Raw records:
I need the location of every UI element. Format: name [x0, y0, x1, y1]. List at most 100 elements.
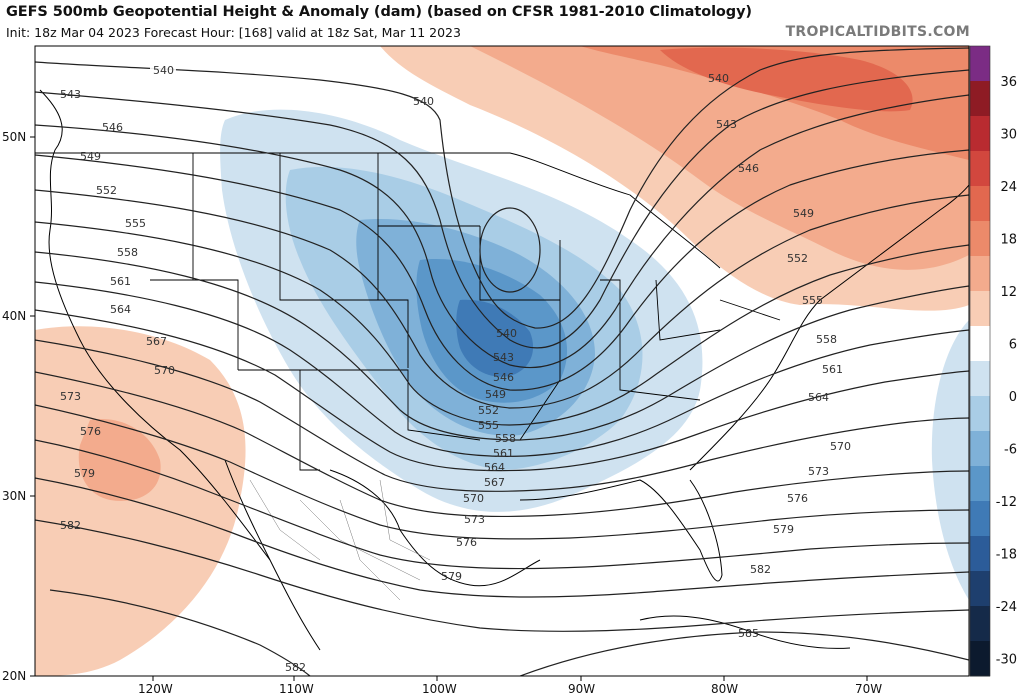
- colorbar-swatch: [970, 46, 990, 82]
- contour-label: 570: [830, 440, 851, 453]
- colorbar-swatch: [970, 116, 990, 152]
- contour-labels: 540 540 540 540 543 543 543 546 546 546 …: [60, 63, 851, 674]
- lon-label: 110W: [279, 682, 314, 696]
- colorbar-swatch: [970, 606, 990, 642]
- colorbar-swatch: [970, 186, 990, 222]
- colorbar-swatch: [970, 501, 990, 537]
- lon-label: 80W: [711, 682, 738, 696]
- colorbar-swatch: [970, 291, 990, 327]
- colorbar-tick-label: 18: [1000, 233, 1017, 248]
- contour-label: 567: [484, 476, 505, 489]
- contour-label: 552: [787, 252, 808, 265]
- colorbar-swatch: [970, 641, 990, 677]
- colorbar-tick-label: 0: [1009, 390, 1017, 405]
- contour-label: 546: [493, 371, 514, 384]
- map-border: [34, 45, 970, 677]
- contour-label: 576: [787, 492, 808, 505]
- lon-label: 100W: [422, 682, 457, 696]
- colorbar-tick-label: 24: [1000, 180, 1017, 195]
- colorbar-swatch: [970, 361, 990, 397]
- contour-label: 555: [478, 419, 499, 432]
- lon-label: 120W: [138, 682, 173, 696]
- coastlines: [39, 89, 969, 651]
- contour-label: 558: [816, 333, 837, 346]
- contour-label: 576: [80, 425, 101, 438]
- contour-label: 576: [456, 536, 477, 549]
- colorbar-swatch: [970, 81, 990, 117]
- contour-label: 567: [146, 335, 167, 348]
- lon-label: 70W: [855, 682, 882, 696]
- anomaly-colorbar: [969, 45, 991, 677]
- contour-label: 540: [708, 72, 729, 85]
- contour-label: 552: [478, 404, 499, 417]
- contour-label: 564: [808, 391, 829, 404]
- longitude-axis: 120W 110W 100W 90W 80W 70W: [138, 676, 882, 696]
- colorbar-swatch: [970, 536, 990, 572]
- colorbar-swatch: [970, 221, 990, 257]
- closed-low-contour: [479, 207, 541, 293]
- contour-label: 543: [716, 118, 737, 131]
- colorbar-tick-label: -6: [1004, 443, 1017, 458]
- contour-label: 579: [773, 523, 794, 536]
- contour-label: 579: [74, 467, 95, 480]
- contour-label: 543: [60, 88, 81, 101]
- colorbar-swatch: [970, 396, 990, 432]
- lat-label: 30N: [2, 489, 26, 503]
- colorbar-tick-label: 12: [1000, 285, 1017, 300]
- map-title: GEFS 500mb Geopotential Height & Anomaly…: [6, 4, 752, 20]
- lon-label: 90W: [568, 682, 595, 696]
- colorbar-tick-label: -30: [996, 653, 1017, 668]
- contour-label: 555: [802, 294, 823, 307]
- contour-label: 540: [413, 95, 434, 108]
- contour-label: 558: [495, 432, 516, 445]
- lat-label: 20N: [2, 669, 26, 683]
- contour-label: 549: [485, 388, 506, 401]
- colorbar-tick-label: 36: [1000, 75, 1017, 90]
- colorbar-swatch: [970, 431, 990, 467]
- contour-label: 561: [110, 275, 131, 288]
- lat-label: 40N: [2, 309, 26, 323]
- mexico-state-borders: [249, 479, 431, 601]
- contour-label: 558: [117, 246, 138, 259]
- lat-label: 50N: [2, 130, 26, 144]
- contour-label: 582: [750, 563, 771, 576]
- contour-label: 573: [808, 465, 829, 478]
- colorbar-tick-label: 30: [1000, 128, 1017, 143]
- contour-label: 573: [60, 390, 81, 403]
- contour-label: 570: [463, 492, 484, 505]
- contour-label: 555: [125, 217, 146, 230]
- height-contours: [35, 47, 969, 676]
- contour-label: 543: [493, 351, 514, 364]
- contour-label: 573: [464, 513, 485, 526]
- forecast-info: Init: 18z Mar 04 2023 Forecast Hour: [16…: [6, 25, 461, 40]
- colorbar-swatch: [970, 256, 990, 292]
- contour-label: 549: [793, 207, 814, 220]
- colorbar-swatch: [970, 571, 990, 607]
- contour-label: 561: [822, 363, 843, 376]
- colorbar-border: [969, 45, 991, 677]
- contour-label: 564: [110, 303, 131, 316]
- colorbar-tick-label: -24: [996, 600, 1017, 615]
- colorbar-tick-label: -12: [996, 495, 1017, 510]
- contour-label: 570: [154, 364, 175, 377]
- colorbar-swatch: [970, 326, 990, 362]
- contour-label: 546: [738, 162, 759, 175]
- contour-label: 561: [493, 447, 514, 460]
- colorbar-tick-label: 6: [1009, 338, 1017, 353]
- contour-label: 540: [496, 327, 517, 340]
- contour-label: 582: [60, 519, 81, 532]
- brand-watermark: TROPICALTIDBITS.COM: [785, 24, 970, 40]
- contour-label: 552: [96, 184, 117, 197]
- latitude-axis: 50N 40N 30N 20N: [2, 130, 35, 683]
- colorbar-tick-label: -18: [996, 548, 1017, 563]
- contour-label: 579: [441, 570, 462, 583]
- colorbar-swatch: [970, 151, 990, 187]
- contour-label: 549: [80, 150, 101, 163]
- contour-label: 585: [738, 627, 759, 640]
- contour-label: 546: [102, 121, 123, 134]
- contour-label: 564: [484, 461, 505, 474]
- colorbar-swatch: [970, 466, 990, 502]
- contour-label: 540: [153, 64, 174, 77]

Task brief: Tally the lines in the records above that contain the string "axis". Reply with the number alone.

Expected answer: 2